#### [Work to complete]
Return the lines below that carry the word "только".
────────────────────
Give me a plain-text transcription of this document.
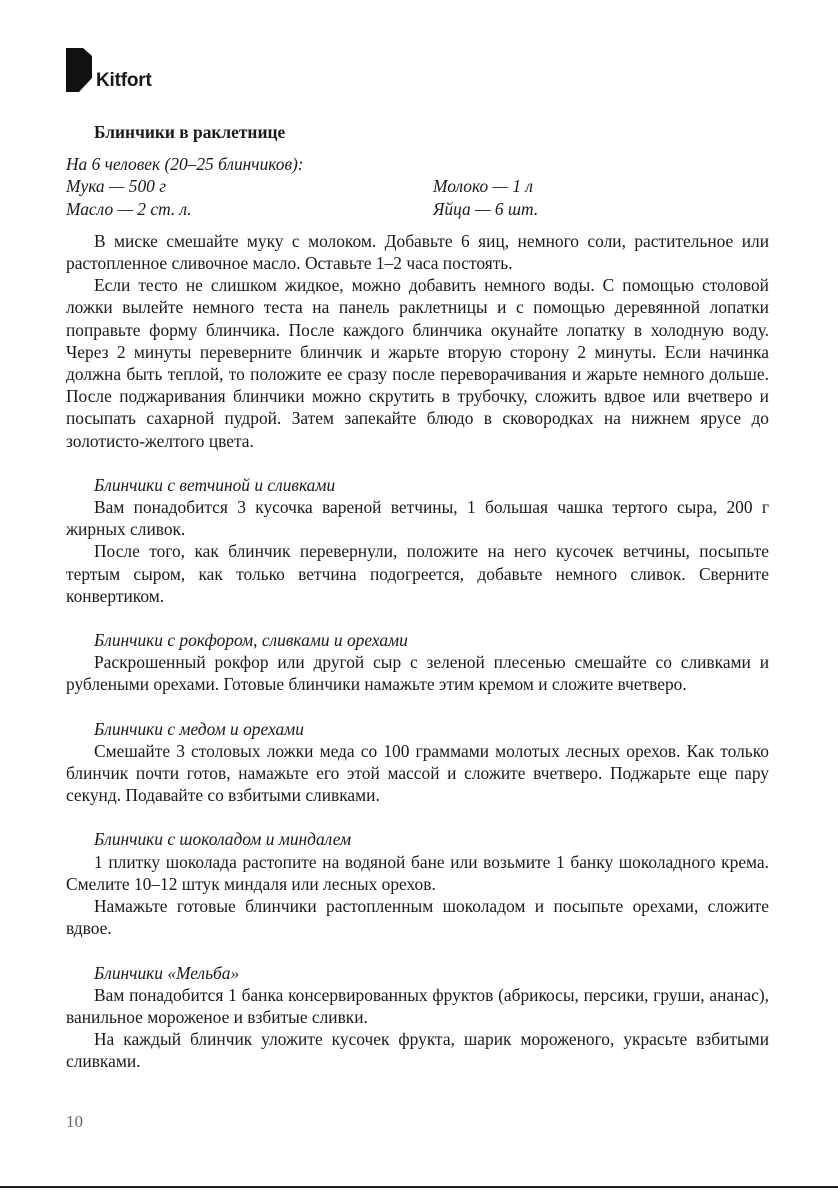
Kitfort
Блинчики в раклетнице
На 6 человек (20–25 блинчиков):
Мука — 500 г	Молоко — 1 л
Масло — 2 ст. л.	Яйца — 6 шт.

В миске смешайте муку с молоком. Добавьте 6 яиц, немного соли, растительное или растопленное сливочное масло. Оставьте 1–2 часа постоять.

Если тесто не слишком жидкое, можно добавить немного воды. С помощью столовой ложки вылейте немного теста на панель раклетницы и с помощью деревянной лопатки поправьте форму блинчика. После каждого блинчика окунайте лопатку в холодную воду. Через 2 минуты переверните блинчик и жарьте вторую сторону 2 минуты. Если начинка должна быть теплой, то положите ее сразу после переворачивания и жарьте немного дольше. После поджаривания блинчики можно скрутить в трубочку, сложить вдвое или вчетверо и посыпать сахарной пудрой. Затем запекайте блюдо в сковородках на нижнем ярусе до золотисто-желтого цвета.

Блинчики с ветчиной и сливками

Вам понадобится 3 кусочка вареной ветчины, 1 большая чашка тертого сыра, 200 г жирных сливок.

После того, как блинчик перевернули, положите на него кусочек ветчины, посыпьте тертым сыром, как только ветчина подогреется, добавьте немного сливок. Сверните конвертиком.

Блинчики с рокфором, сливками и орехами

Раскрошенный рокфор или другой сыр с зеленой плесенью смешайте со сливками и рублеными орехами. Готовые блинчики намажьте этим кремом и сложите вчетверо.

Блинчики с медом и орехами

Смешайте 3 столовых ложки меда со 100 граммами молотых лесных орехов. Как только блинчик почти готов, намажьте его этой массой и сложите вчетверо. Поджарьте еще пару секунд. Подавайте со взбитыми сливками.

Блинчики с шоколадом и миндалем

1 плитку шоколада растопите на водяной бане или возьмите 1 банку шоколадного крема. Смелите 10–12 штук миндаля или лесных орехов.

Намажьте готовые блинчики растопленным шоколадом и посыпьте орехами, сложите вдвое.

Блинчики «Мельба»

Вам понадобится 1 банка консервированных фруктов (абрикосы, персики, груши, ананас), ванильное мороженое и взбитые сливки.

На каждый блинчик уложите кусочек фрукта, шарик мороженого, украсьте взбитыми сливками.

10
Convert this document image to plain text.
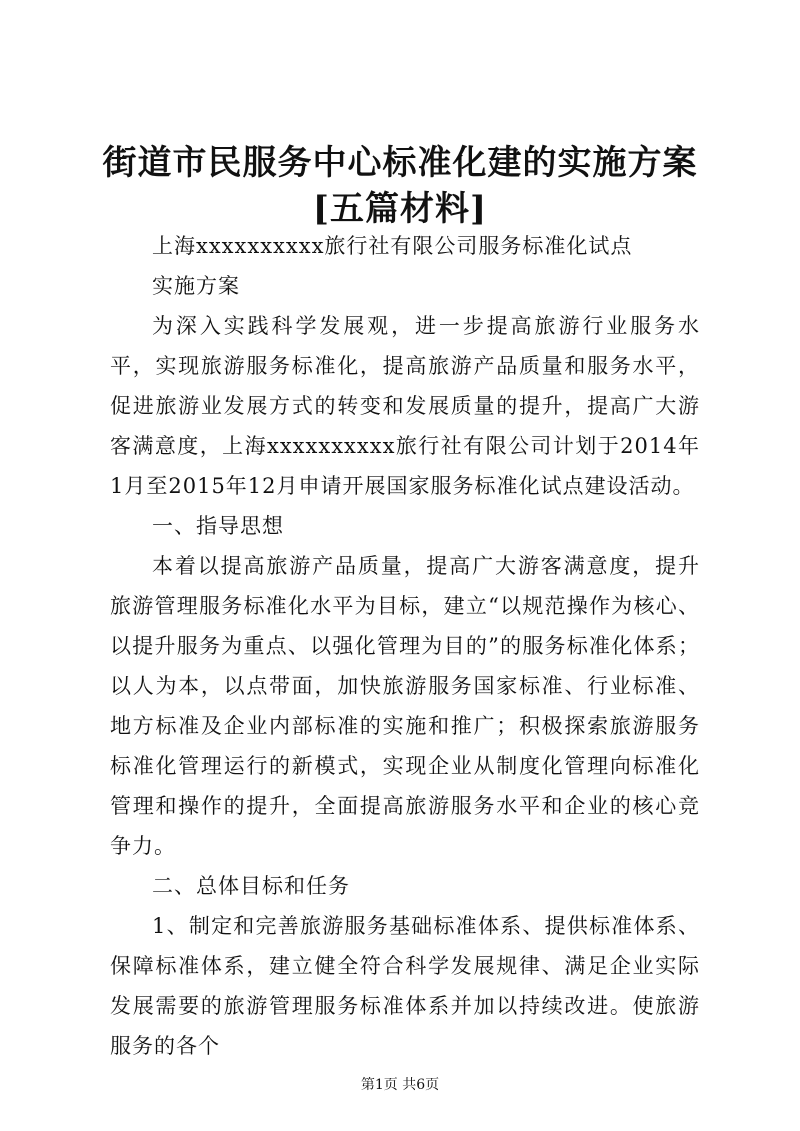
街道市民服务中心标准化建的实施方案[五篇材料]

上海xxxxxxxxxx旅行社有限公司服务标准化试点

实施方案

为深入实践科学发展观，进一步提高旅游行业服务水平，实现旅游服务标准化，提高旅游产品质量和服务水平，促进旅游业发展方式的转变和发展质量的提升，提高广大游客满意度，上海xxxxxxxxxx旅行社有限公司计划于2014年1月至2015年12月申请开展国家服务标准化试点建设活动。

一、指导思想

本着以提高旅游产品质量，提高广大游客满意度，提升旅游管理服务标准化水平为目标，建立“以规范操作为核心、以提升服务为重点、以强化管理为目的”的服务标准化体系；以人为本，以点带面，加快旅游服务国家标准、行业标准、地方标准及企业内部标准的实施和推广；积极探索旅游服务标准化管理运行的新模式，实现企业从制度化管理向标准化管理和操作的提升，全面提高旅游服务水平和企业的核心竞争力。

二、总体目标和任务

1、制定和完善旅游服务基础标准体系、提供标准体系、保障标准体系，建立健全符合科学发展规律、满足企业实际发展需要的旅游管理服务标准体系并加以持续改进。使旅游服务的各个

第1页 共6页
────────────────────
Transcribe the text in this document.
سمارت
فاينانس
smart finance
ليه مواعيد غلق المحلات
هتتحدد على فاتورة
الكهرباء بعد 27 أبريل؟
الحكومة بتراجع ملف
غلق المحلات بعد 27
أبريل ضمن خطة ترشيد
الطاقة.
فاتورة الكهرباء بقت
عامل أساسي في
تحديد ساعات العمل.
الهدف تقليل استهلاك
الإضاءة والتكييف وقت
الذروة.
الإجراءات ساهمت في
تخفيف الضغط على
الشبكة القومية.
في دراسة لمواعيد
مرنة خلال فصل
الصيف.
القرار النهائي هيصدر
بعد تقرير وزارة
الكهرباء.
────────────────────
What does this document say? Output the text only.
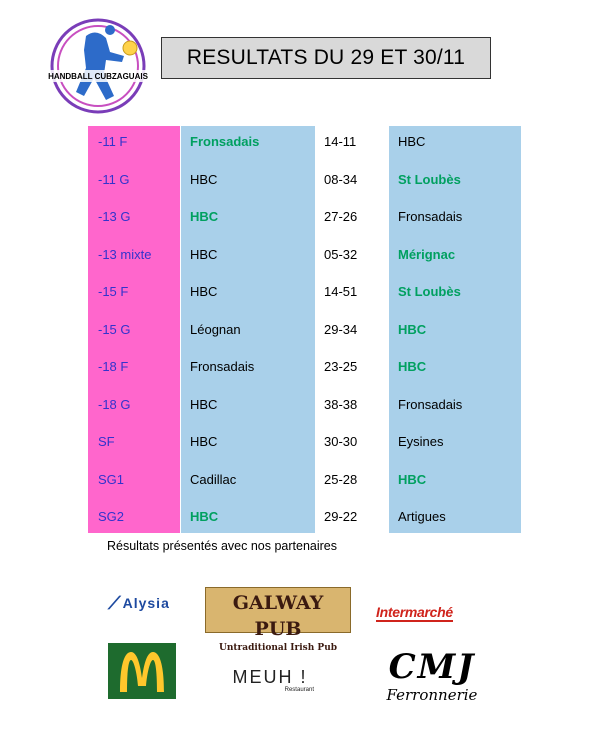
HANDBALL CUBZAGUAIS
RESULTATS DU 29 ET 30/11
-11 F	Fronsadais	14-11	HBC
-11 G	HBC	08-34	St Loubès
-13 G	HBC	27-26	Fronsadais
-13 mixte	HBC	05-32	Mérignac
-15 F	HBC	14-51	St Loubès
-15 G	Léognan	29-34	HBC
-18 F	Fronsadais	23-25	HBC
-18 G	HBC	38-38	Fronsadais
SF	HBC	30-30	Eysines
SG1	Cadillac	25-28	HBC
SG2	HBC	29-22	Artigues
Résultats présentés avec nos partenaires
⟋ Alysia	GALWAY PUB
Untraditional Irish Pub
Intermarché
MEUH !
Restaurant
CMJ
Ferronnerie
────────────────────
#### [The completed task]
После того, как блинчик перевернули, положите на него кусочек ветчины, посыпьте тертым сыром, как только ветчина подогреется, добавьте немного сливок. Сверните конвертиком.
Смешайте 3 столовых ложки меда со 100 граммами молотых лесных орехов. Как только блинчик почти готов, намажьте его этой массой и сложите вчетверо. Поджарьте еще пару секунд. Подавайте со взбитыми сливками.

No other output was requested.